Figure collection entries
________________________
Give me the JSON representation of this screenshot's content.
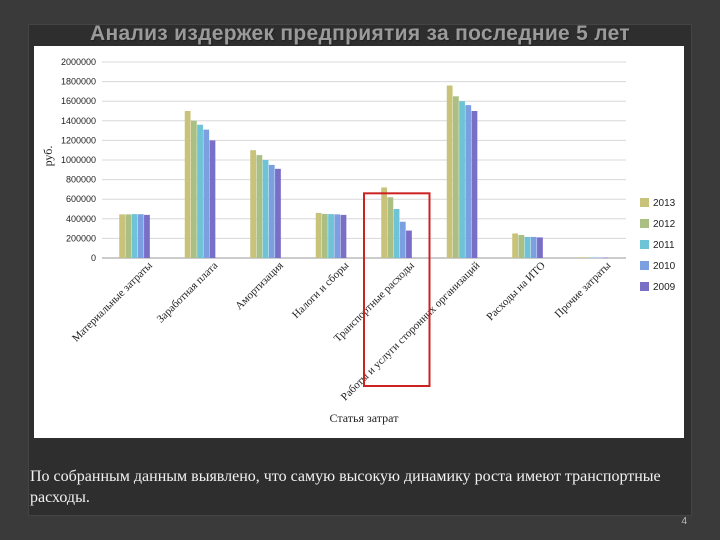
{
  "slide": {
    "title": "Анализ издержек предприятия за последние 5 лет",
    "caption": "По собранным данным выявлено, что самую высокую динамику роста имеют транспортные расходы.",
    "page_number": "4"
  },
  "highlight": {
    "category": "Транспортные расходы",
    "color": "#cc2222"
  },
  "chart_data": {
    "type": "bar",
    "title": "",
    "xlabel": "Статья затрат",
    "ylabel": "руб.",
    "ylim": [
      0,
      2000000
    ],
    "yticks": [
      "0",
      "200000",
      "400000",
      "600000",
      "800000",
      "1000000",
      "1200000",
      "1400000",
      "1600000",
      "1800000",
      "2000000"
    ],
    "grid": true,
    "legend_position": "right",
    "categories": [
      "Материальные затраты",
      "Заработная плата",
      "Амортизация",
      "Налоги и сборы",
      "Транспортные расходы",
      "Работы и услуги сторонних организаций",
      "Расходы на ИТО",
      "Прочие затраты"
    ],
    "series": [
      {
        "name": "2013",
        "color": "#c9c27a",
        "values": [
          445000,
          1500000,
          1100000,
          460000,
          720000,
          1760000,
          250000,
          8000
        ]
      },
      {
        "name": "2012",
        "color": "#a9bf84",
        "values": [
          445000,
          1400000,
          1050000,
          450000,
          620000,
          1650000,
          235000,
          7000
        ]
      },
      {
        "name": "2011",
        "color": "#6ec4d6",
        "values": [
          448000,
          1360000,
          1000000,
          448000,
          500000,
          1600000,
          215000,
          6000
        ]
      },
      {
        "name": "2010",
        "color": "#7b9fe0",
        "values": [
          447000,
          1310000,
          950000,
          445000,
          370000,
          1560000,
          215000,
          5000
        ]
      },
      {
        "name": "2009",
        "color": "#7a6fc7",
        "values": [
          440000,
          1200000,
          910000,
          440000,
          280000,
          1500000,
          210000,
          4000
        ]
      }
    ]
  }
}
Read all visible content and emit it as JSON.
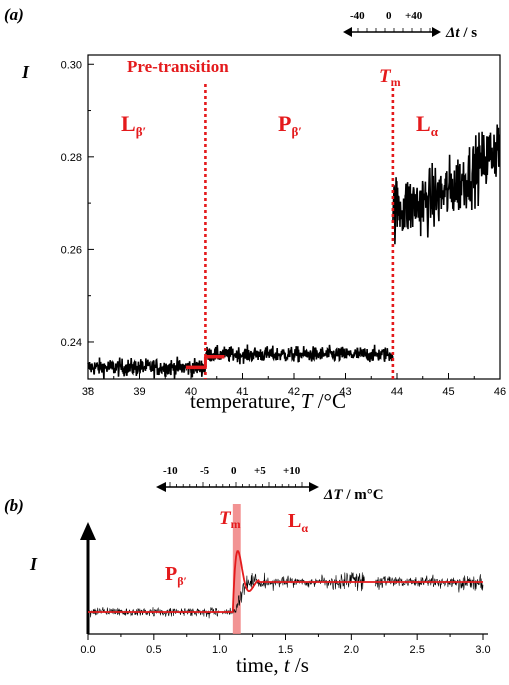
{
  "chart_data": [
    {
      "type": "line",
      "panel_label": "(a)",
      "ylabel": "I",
      "xlabel_prefix": "temperature, ",
      "xlabel_var": "T",
      "xlabel_unit": " /°C",
      "xlim": [
        38,
        46
      ],
      "ylim": [
        0.232,
        0.302
      ],
      "x_ticks": [
        "38",
        "39",
        "40",
        "41",
        "42",
        "43",
        "44",
        "45",
        "46"
      ],
      "y_ticks": [
        "0.24",
        "0.26",
        "0.28",
        "0.30"
      ],
      "scale_bar": {
        "labels": [
          "-40",
          "0",
          "+40"
        ],
        "symbol": "Δt",
        "unit": " / s"
      },
      "annotations": {
        "pretransition": "Pre-transition",
        "tm": "T",
        "tm_sub": "m",
        "phase1": "L",
        "phase1_sub": "β′",
        "phase2": "P",
        "phase2_sub": "β′",
        "phase3": "L",
        "phase3_sub": "α"
      },
      "pretransition_T": 40.28,
      "tm_T": 43.92,
      "series": [
        {
          "segment": [
            38.0,
            40.28
          ],
          "mean": 0.2345,
          "noise": 0.0018
        },
        {
          "segment": [
            40.28,
            43.92
          ],
          "mean": 0.2373,
          "noise": 0.0016
        },
        {
          "segment": [
            43.92,
            46.0
          ],
          "mean_start": 0.269,
          "mean_end": 0.283,
          "noise": 0.0065
        }
      ],
      "fit_steps": [
        {
          "x": [
            39.9,
            40.28
          ],
          "y": 0.2345
        },
        {
          "x": [
            40.28,
            40.65
          ],
          "y": 0.2368
        }
      ]
    },
    {
      "type": "line",
      "panel_label": "(b)",
      "ylabel": "I",
      "xlabel_prefix": "time, ",
      "xlabel_var": "t",
      "xlabel_unit": " /s",
      "xlim": [
        0,
        3.0
      ],
      "x_ticks": [
        "0.0",
        "0.5",
        "1.0",
        "1.5",
        "2.0",
        "2.5",
        "3.0"
      ],
      "scale_bar": {
        "labels": [
          "-10",
          "-5",
          "0",
          "+5",
          "+10"
        ],
        "symbol": "ΔT",
        "unit": " / m°C"
      },
      "annotations": {
        "tm": "T",
        "tm_sub": "m",
        "phase1": "P",
        "phase1_sub": "β′",
        "phase2": "L",
        "phase2_sub": "α"
      },
      "tm_time": [
        1.1,
        1.16
      ],
      "baseline_before": 0.0,
      "baseline_after": 1.0,
      "colors": {
        "data": "#000000",
        "fit": "#e41a1c",
        "highlight": "#f08080"
      }
    }
  ]
}
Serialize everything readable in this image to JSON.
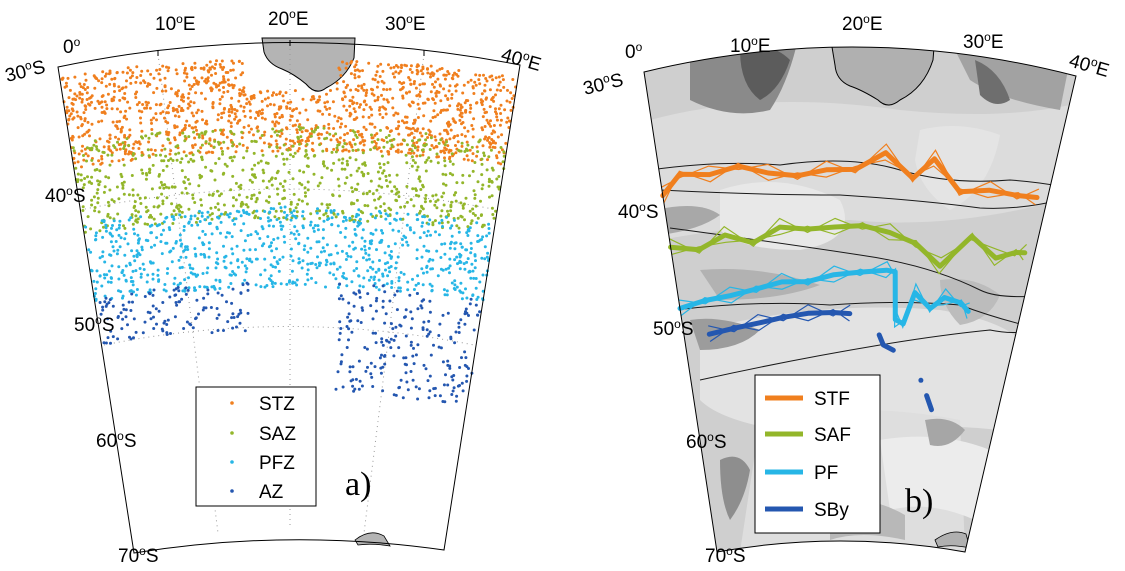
{
  "figure": {
    "panels": [
      {
        "id": "a",
        "panel_label": "a)",
        "map_type": "scatter",
        "lon_range_deg": [
          0,
          40
        ],
        "lat_range_deg": [
          -70,
          -30
        ],
        "lon_tick_labels": [
          "0",
          "10",
          "20",
          "30",
          "40"
        ],
        "lon_suffix": "E",
        "lat_tick_labels": [
          "30",
          "40",
          "50",
          "60",
          "70"
        ],
        "lat_suffix": "S",
        "degree_symbol": "o",
        "legend_position": "lower-center",
        "legend": [
          {
            "label": "STZ",
            "color": "#f07f1e"
          },
          {
            "label": "SAZ",
            "color": "#93b62a"
          },
          {
            "label": "PFZ",
            "color": "#27b6e6"
          },
          {
            "label": "AZ",
            "color": "#2457b0"
          }
        ],
        "zones_lat_deg": [
          {
            "name": "STZ",
            "lat_from": -31,
            "lat_to": -38.5
          },
          {
            "name": "SAZ",
            "lat_from": -36.5,
            "lat_to": -44
          },
          {
            "name": "PFZ",
            "lat_from": -43,
            "lat_to": -49.5
          },
          {
            "name": "AZ",
            "lat_from": -49,
            "lat_to": -58
          }
        ]
      },
      {
        "id": "b",
        "panel_label": "b)",
        "map_type": "line",
        "background": "bathymetry grayscale",
        "lon_tick_labels": [
          "0",
          "10",
          "20",
          "30",
          "40"
        ],
        "lon_suffix": "E",
        "lat_tick_labels": [
          "30",
          "40",
          "50",
          "60",
          "70"
        ],
        "lat_suffix": "S",
        "degree_symbol": "o",
        "legend_position": "lower-left",
        "legend": [
          {
            "label": "STF",
            "color": "#f07f1e"
          },
          {
            "label": "SAF",
            "color": "#93b62a"
          },
          {
            "label": "PF",
            "color": "#27b6e6"
          },
          {
            "label": "SBy",
            "color": "#2457b0"
          }
        ]
      }
    ]
  },
  "chart_data": [
    {
      "type": "scatter",
      "panel": "a",
      "x_axis": "longitude (deg E)",
      "y_axis": "latitude (deg)",
      "xlim": [
        0,
        40
      ],
      "ylim": [
        -70,
        -30
      ],
      "series": [
        {
          "name": "STZ",
          "lat_range": [
            -38.5,
            -31
          ],
          "lon_range": [
            0,
            40
          ]
        },
        {
          "name": "SAZ",
          "lat_range": [
            -44,
            -36.5
          ],
          "lon_range": [
            0,
            40
          ]
        },
        {
          "name": "PFZ",
          "lat_range": [
            -49.5,
            -43
          ],
          "lon_range": [
            0,
            40
          ]
        },
        {
          "name": "AZ",
          "lat_range": [
            -58,
            -49
          ],
          "lon_range": [
            0,
            40
          ]
        }
      ]
    },
    {
      "type": "line",
      "panel": "b",
      "x_axis": "longitude (deg E)",
      "y_axis": "latitude (deg)",
      "xlim": [
        0,
        40
      ],
      "ylim": [
        -70,
        -30
      ],
      "series": [
        {
          "name": "STF",
          "lon": [
            0,
            2,
            5,
            8,
            11,
            14,
            17,
            20,
            23,
            26,
            28,
            31,
            34,
            37,
            39
          ],
          "lat": [
            -40.3,
            -38.8,
            -39.2,
            -38.8,
            -39.6,
            -40.0,
            -39.6,
            -39.6,
            -38.2,
            -40.2,
            -38.5,
            -41.0,
            -40.6,
            -40.7,
            -40.6
          ]
        },
        {
          "name": "SAF",
          "lon": [
            0,
            3,
            6,
            9,
            12,
            15,
            18,
            21,
            24,
            27,
            30,
            33,
            36,
            38,
            39
          ],
          "lat": [
            -44.6,
            -45.2,
            -44.3,
            -45.2,
            -44.1,
            -44.4,
            -44.3,
            -44.2,
            -44.7,
            -45.5,
            -47.2,
            -44.5,
            -46.0,
            -45.3,
            -45.2
          ]
        },
        {
          "name": "PF",
          "lon": [
            0,
            3,
            6,
            9,
            12,
            15,
            18,
            21,
            24,
            25,
            25.5,
            26.5,
            27.5,
            29.5,
            31,
            33,
            34
          ],
          "lat": [
            -49.7,
            -49.4,
            -49.3,
            -49.0,
            -48.6,
            -48.7,
            -48.2,
            -48.0,
            -47.8,
            -47.9,
            -51.8,
            -52.1,
            -49.5,
            -50.7,
            -49.7,
            -50.0,
            -50.6
          ]
        },
        {
          "name": "SBy",
          "lon": [
            3,
            6,
            9,
            12,
            15,
            18,
            20
          ],
          "lat": [
            -52.2,
            -52.0,
            -51.8,
            -51.5,
            -51.3,
            -51.3,
            -51.4
          ]
        },
        {
          "name": "SBy",
          "lon": [
            23.7,
            24.3,
            25.6
          ],
          "lat": [
            -53.1,
            -53.9,
            -54.3
          ]
        },
        {
          "name": "SBy",
          "lon": [
            30.5,
            31.4
          ],
          "lat": [
            -57.8,
            -58.9
          ]
        }
      ]
    }
  ]
}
________________________
### Set exercise
State only the number of lines in these entries that contain "затраты".

### Result of the exercise
2